— SHORT TASK —
Edit the listing from its first line through the line containing "text-line: est au", replacing "inutile" with "nuisible" and changing nothing else.
+---+
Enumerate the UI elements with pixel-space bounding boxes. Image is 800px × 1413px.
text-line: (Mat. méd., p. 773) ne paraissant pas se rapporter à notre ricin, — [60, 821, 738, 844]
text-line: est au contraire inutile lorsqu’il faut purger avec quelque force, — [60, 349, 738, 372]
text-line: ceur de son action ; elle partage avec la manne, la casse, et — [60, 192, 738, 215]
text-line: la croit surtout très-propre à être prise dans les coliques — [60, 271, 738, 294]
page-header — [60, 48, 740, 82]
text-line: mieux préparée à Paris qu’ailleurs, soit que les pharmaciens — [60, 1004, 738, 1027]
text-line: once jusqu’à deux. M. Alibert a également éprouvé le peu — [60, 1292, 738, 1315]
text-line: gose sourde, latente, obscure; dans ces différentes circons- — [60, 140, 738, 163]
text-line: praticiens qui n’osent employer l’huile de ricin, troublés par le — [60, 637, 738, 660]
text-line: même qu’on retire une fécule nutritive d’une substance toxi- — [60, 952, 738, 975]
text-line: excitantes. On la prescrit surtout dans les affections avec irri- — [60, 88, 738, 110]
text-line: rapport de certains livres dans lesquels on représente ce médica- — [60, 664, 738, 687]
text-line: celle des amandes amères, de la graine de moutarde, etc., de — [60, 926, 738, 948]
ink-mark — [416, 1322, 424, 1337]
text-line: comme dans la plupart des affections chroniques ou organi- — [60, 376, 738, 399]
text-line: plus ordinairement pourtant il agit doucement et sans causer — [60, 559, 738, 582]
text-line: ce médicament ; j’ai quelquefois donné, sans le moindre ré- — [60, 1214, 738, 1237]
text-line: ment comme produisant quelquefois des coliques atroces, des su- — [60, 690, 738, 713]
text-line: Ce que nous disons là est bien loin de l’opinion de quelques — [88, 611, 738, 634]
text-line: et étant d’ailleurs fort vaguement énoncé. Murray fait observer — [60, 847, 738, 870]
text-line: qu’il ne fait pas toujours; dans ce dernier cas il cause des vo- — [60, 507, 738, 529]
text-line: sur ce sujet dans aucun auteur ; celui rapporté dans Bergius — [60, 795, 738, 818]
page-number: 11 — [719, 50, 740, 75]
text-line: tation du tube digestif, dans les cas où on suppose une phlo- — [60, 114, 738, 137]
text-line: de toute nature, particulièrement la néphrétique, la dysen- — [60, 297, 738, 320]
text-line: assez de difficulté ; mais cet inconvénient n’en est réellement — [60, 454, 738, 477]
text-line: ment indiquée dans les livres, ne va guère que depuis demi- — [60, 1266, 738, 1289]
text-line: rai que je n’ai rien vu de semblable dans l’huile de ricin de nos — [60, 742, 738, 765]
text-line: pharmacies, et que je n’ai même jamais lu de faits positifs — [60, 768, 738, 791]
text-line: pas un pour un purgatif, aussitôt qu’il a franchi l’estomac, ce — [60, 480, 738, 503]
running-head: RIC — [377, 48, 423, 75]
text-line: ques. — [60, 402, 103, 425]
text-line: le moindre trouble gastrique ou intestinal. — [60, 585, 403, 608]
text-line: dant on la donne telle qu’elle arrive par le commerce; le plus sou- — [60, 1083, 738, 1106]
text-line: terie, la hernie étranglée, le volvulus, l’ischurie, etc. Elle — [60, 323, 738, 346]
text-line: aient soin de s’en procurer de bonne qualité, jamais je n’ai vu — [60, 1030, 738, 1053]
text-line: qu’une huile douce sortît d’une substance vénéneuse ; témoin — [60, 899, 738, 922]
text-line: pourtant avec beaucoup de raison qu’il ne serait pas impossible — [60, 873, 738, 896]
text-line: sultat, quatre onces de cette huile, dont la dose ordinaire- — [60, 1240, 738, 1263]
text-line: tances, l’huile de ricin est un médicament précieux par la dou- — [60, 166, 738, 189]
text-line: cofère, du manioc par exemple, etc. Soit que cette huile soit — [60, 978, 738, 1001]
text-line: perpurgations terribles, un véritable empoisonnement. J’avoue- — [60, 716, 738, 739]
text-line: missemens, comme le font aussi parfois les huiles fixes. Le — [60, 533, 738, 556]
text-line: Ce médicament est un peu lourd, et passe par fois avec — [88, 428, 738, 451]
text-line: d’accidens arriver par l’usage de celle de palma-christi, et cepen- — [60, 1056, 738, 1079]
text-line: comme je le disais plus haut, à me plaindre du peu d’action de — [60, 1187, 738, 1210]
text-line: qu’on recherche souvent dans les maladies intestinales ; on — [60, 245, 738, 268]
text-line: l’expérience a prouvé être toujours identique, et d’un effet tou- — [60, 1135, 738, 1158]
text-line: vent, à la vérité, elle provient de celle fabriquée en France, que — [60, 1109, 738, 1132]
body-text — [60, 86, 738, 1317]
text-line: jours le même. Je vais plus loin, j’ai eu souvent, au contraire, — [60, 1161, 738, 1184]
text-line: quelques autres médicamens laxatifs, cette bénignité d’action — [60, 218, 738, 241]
+---+
— EXERCISE ANSWER —
Enumerate the UI elements with pixel-space bounding boxes. Image is 800px × 1413px.
text-line: (Mat. méd., p. 773) ne paraissant pas se rapporter à notre ricin, — [60, 821, 738, 844]
text-line: est au contraire nuisible lorsqu’il faut purger avec quelque force, — [60, 349, 738, 372]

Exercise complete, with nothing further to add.